**Exercise**
Each line below should be reproduced without any alteration.

**Data supplied**
- - - - -
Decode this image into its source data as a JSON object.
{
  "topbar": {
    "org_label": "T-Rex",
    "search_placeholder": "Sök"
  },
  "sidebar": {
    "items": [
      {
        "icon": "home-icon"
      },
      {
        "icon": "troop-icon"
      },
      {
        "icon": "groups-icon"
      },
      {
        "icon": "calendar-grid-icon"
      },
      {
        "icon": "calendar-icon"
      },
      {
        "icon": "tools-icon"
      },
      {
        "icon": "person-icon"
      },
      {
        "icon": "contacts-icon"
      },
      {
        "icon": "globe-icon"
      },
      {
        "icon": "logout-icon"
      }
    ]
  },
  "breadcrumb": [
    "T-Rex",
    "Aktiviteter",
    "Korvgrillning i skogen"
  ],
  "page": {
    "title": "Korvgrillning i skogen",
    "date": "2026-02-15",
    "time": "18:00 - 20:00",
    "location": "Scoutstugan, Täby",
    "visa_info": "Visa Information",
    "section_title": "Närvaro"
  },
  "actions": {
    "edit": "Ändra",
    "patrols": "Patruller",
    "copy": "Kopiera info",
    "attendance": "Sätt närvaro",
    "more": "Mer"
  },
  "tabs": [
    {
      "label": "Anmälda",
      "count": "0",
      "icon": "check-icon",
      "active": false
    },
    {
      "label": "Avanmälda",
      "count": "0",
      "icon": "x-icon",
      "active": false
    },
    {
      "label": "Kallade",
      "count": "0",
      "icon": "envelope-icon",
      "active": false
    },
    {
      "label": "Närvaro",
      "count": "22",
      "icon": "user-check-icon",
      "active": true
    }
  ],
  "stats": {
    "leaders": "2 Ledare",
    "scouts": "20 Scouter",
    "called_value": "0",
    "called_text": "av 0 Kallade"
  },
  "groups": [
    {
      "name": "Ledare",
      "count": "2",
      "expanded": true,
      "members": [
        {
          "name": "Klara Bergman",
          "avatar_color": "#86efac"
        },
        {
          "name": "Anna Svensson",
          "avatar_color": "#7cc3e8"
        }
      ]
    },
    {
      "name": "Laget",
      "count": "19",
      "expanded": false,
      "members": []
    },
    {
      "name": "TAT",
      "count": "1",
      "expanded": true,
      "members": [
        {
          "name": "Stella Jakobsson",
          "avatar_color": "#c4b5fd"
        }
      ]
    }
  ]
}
- - - - -
**Written response**
Decode this image into its source data as a JSON object.
{
  "topbar": {
    "org_label": "T-Rex",
    "search_placeholder": "Sök"
  },
  "sidebar": {
    "items": [
      {
        "icon": "home-icon"
      },
      {
        "icon": "troop-icon"
      },
      {
        "icon": "groups-icon"
      },
      {
        "icon": "calendar-grid-icon"
      },
      {
        "icon": "calendar-icon"
      },
      {
        "icon": "tools-icon"
      },
      {
        "icon": "person-icon"
      },
      {
        "icon": "contacts-icon"
      },
      {
        "icon": "globe-icon"
      },
      {
        "icon": "logout-icon"
      }
    ]
  },
  "breadcrumb": [
    "T-Rex",
    "Aktiviteter",
    "Korvgrillning i skogen"
  ],
  "page": {
    "title": "Korvgrillning i skogen",
    "date": "2026-02-15",
    "time": "18:00 - 20:00",
    "location": "Scoutstugan, Täby",
    "visa_info": "Visa Information",
    "section_title": "Närvaro"
  },
  "actions": {
    "edit": "Ändra",
    "patrols": "Patruller",
    "copy": "Kopiera info",
    "attendance": "Sätt närvaro",
    "more": "Mer"
  },
  "tabs": [
    {
      "label": "Anmälda",
      "count": "0",
      "icon": "check-icon",
      "active": false
    },
    {
      "label": "Avanmälda",
      "count": "0",
      "icon": "x-icon",
      "active": false
    },
    {
      "label": "Kallade",
      "count": "0",
      "icon": "envelope-icon",
      "active": false
    },
    {
      "label": "Närvaro",
      "count": "22",
      "icon": "user-check-icon",
      "active": true
    }
  ],
  "stats": {
    "leaders": "2 Ledare",
    "scouts": "20 Scouter",
    "called_value": "0",
    "called_text": "av 0 Kallade"
  },
  "groups": [
    {
      "name": "Ledare",
      "count": "2",
      "expanded": true,
      "members": [
        {
          "name": "Klara Bergman",
          "avatar_color": "#86efac"
        },
        {
          "name": "Anna Svensson",
          "avatar_color": "#7cc3e8"
        }
      ]
    },
    {
      "name": "Laget",
      "count": "19",
      "expanded": false,
      "members": []
    },
    {
      "name": "TAT",
      "count": "1",
      "expanded": true,
      "members": [
        {
          "name": "Stella Jakobsson",
          "avatar_color": "#c4b5fd"
        }
      ]
    }
  ]
}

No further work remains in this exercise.